Task to carry out » Restate the entries below word for word, omitting nothing.

Raw records »
• • • •

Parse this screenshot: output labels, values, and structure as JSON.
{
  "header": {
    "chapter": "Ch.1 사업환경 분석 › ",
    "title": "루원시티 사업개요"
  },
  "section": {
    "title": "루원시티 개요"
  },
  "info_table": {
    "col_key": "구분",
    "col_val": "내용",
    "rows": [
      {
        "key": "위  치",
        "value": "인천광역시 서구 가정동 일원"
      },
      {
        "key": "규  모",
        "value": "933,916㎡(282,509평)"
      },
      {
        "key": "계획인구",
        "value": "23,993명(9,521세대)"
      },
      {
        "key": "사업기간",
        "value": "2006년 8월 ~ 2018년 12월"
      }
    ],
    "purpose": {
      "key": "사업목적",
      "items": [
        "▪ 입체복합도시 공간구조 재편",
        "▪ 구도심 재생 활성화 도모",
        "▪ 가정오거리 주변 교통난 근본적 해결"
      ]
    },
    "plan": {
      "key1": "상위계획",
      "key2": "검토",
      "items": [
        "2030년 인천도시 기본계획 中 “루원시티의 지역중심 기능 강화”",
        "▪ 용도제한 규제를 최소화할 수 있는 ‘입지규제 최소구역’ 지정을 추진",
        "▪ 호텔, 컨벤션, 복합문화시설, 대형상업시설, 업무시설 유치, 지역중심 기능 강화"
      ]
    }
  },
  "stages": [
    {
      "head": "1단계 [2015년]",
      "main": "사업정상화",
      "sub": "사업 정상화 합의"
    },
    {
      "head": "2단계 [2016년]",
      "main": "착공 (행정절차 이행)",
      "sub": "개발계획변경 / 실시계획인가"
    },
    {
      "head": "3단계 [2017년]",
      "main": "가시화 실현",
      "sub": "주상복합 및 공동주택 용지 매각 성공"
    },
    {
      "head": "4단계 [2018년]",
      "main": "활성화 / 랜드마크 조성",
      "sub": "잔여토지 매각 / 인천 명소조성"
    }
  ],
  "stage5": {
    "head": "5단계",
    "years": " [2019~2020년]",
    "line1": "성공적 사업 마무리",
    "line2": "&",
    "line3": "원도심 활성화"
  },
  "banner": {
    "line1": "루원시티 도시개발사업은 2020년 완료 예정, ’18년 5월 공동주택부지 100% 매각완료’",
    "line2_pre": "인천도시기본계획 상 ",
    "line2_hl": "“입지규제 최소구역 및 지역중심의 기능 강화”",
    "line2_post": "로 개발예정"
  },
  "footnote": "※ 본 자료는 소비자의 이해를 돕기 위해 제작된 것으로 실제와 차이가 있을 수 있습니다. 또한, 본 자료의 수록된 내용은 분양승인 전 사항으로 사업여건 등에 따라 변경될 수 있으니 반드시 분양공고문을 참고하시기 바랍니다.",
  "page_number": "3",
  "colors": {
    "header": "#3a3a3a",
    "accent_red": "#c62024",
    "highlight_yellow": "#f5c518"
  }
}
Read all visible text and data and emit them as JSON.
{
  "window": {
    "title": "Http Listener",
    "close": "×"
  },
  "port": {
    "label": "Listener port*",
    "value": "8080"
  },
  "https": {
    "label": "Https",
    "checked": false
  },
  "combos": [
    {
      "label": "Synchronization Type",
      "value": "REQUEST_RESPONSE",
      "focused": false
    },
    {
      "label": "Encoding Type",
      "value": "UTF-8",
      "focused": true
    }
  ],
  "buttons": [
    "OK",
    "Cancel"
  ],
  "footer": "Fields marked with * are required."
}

• • • •

Exercise solution »
Parse this screenshot: output labels, values, and structure as JSON.
{
  "header": {
    "chapter": "Ch.1 사업환경 분석 › ",
    "title": "루원시티 사업개요"
  },
  "section": {
    "title": "루원시티 개요"
  },
  "info_table": {
    "col_key": "구분",
    "col_val": "내용",
    "rows": [
      {
        "key": "위  치",
        "value": "인천광역시 서구 가정동 일원"
      },
      {
        "key": "규  모",
        "value": "933,916㎡(282,509평)"
      },
      {
        "key": "계획인구",
        "value": "23,993명(9,521세대)"
      },
      {
        "key": "사업기간",
        "value": "2006년 8월 ~ 2018년 12월"
      }
    ],
    "purpose": {
      "key": "사업목적",
      "items": [
        "▪ 입체복합도시 공간구조 재편",
        "▪ 구도심 재생 활성화 도모",
        "▪ 가정오거리 주변 교통난 근본적 해결"
      ]
    },
    "plan": {
      "key1": "상위계획",
      "key2": "검토",
      "items": [
        "2030년 인천도시 기본계획 中 “루원시티의 지역중심 기능 강화”",
        "▪ 용도제한 규제를 최소화할 수 있는 ‘입지규제 최소구역’ 지정을 추진",
        "▪ 호텔, 컨벤션, 복합문화시설, 대형상업시설, 업무시설 유치, 지역중심 기능 강화"
      ]
    }
  },
  "stages": [
    {
      "head": "1단계 [2015년]",
      "main": "사업정상화",
      "sub": "사업 정상화 합의"
    },
    {
      "head": "2단계 [2016년]",
      "main": "착공 (행정절차 이행)",
      "sub": "개발계획변경 / 실시계획인가"
    },
    {
      "head": "3단계 [2017년]",
      "main": "가시화 실현",
      "sub": "주상복합 및 공동주택 용지 매각 성공"
    },
    {
      "head": "4단계 [2018년]",
      "main": "활성화 / 랜드마크 조성",
      "sub": "잔여토지 매각 / 인천 명소조성"
    }
  ],
  "stage5": {
    "head": "5단계",
    "years": " [2019~2020년]",
    "line1": "성공적 사업 마무리",
    "line2": "&",
    "line3": "원도심 활성화"
  },
  "banner": {
    "line1": "루원시티 도시개발사업은 2020년 완료 예정, ’18년 5월 공동주택부지 100% 매각완료’",
    "line2_pre": "인천도시기본계획 상 ",
    "line2_hl": "“입지규제 최소구역 및 지역중심의 기능 강화”",
    "line2_post": "로 개발예정"
  },
  "footnote": "※ 본 자료는 소비자의 이해를 돕기 위해 제작된 것으로 실제와 차이가 있을 수 있습니다. 또한, 본 자료의 수록된 내용은 분양승인 전 사항으로 사업여건 등에 따라 변경될 수 있으니 반드시 분양공고문을 참고하시기 바랍니다.",
  "page_number": "3",
  "colors": {
    "header": "#3a3a3a",
    "accent_red": "#c62024",
    "highlight_yellow": "#f5c518"
  }
}
Read all visible text and data and emit them as JSON.
{
  "window": {
    "title": "Http Listener",
    "close": "×"
  },
  "port": {
    "label": "Listener port*",
    "value": "8080"
  },
  "https": {
    "label": "Https",
    "checked": false
  },
  "combos": [
    {
      "label": "Synchronization Type",
      "value": "REQUEST_RESPONSE",
      "focused": false
    },
    {
      "label": "Encoding Type",
      "value": "UTF-8",
      "focused": true
    }
  ],
  "buttons": [
    "OK",
    "Cancel"
  ],
  "footer": "Fields marked with * are required."
}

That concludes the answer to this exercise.